REQUIREMENTS: Go through the records and extract every line with the word "Expectancy".

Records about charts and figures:
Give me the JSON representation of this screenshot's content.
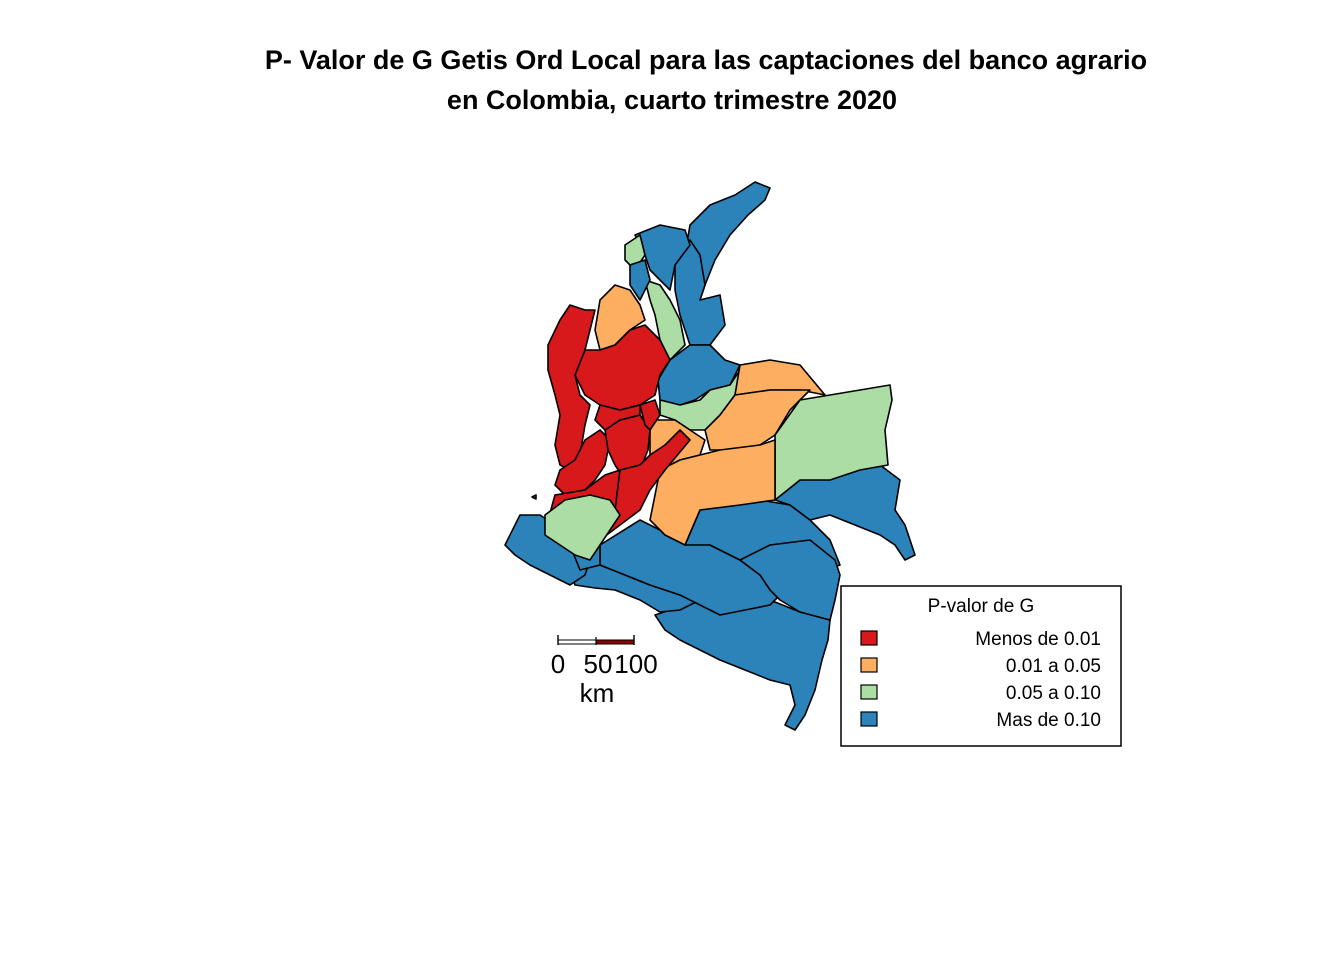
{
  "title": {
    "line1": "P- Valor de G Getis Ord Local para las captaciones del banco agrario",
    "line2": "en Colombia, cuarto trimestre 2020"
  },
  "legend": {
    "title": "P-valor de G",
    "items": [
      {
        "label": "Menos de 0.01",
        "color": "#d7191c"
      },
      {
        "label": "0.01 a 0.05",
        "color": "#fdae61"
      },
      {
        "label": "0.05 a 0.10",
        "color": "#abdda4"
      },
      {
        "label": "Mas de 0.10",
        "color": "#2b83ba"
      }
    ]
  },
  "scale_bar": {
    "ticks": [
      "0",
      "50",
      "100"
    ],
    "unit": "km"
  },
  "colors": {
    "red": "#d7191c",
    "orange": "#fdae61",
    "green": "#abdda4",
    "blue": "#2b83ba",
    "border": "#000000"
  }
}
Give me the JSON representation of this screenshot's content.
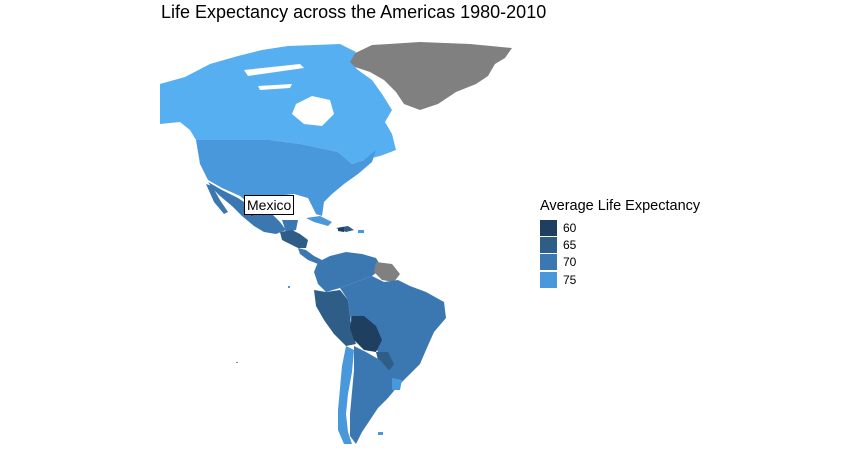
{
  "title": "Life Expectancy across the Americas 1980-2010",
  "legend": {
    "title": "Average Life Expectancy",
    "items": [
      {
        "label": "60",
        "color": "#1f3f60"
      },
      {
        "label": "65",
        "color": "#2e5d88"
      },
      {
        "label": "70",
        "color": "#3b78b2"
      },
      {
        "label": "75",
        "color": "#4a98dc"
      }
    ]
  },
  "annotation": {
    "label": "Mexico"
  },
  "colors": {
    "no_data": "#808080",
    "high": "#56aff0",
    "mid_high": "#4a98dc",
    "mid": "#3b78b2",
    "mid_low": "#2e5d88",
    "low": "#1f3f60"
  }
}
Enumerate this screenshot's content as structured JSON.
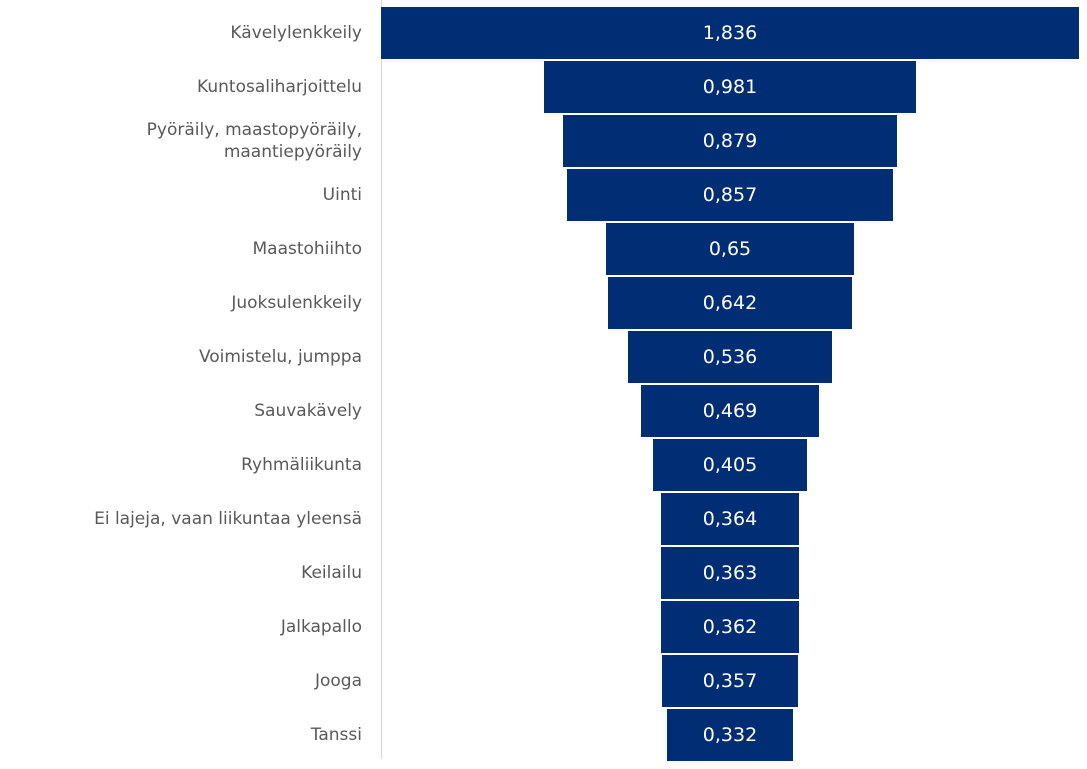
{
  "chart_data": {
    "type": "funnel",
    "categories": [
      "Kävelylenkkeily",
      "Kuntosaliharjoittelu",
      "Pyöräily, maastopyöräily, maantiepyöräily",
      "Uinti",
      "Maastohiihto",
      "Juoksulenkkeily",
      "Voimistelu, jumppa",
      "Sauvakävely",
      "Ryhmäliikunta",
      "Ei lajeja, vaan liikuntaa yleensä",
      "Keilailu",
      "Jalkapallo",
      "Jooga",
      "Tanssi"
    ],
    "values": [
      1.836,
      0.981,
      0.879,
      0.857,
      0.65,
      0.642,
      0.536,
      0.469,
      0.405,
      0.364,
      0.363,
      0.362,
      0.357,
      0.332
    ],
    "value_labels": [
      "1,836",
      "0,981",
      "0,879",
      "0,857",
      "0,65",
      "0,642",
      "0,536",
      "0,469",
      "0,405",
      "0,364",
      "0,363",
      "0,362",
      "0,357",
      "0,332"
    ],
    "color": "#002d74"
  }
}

WORKED ANSWER:
  "title": "Life Expectancy across the Americas 1980-2010",
    "title": "Average Life Expectancy",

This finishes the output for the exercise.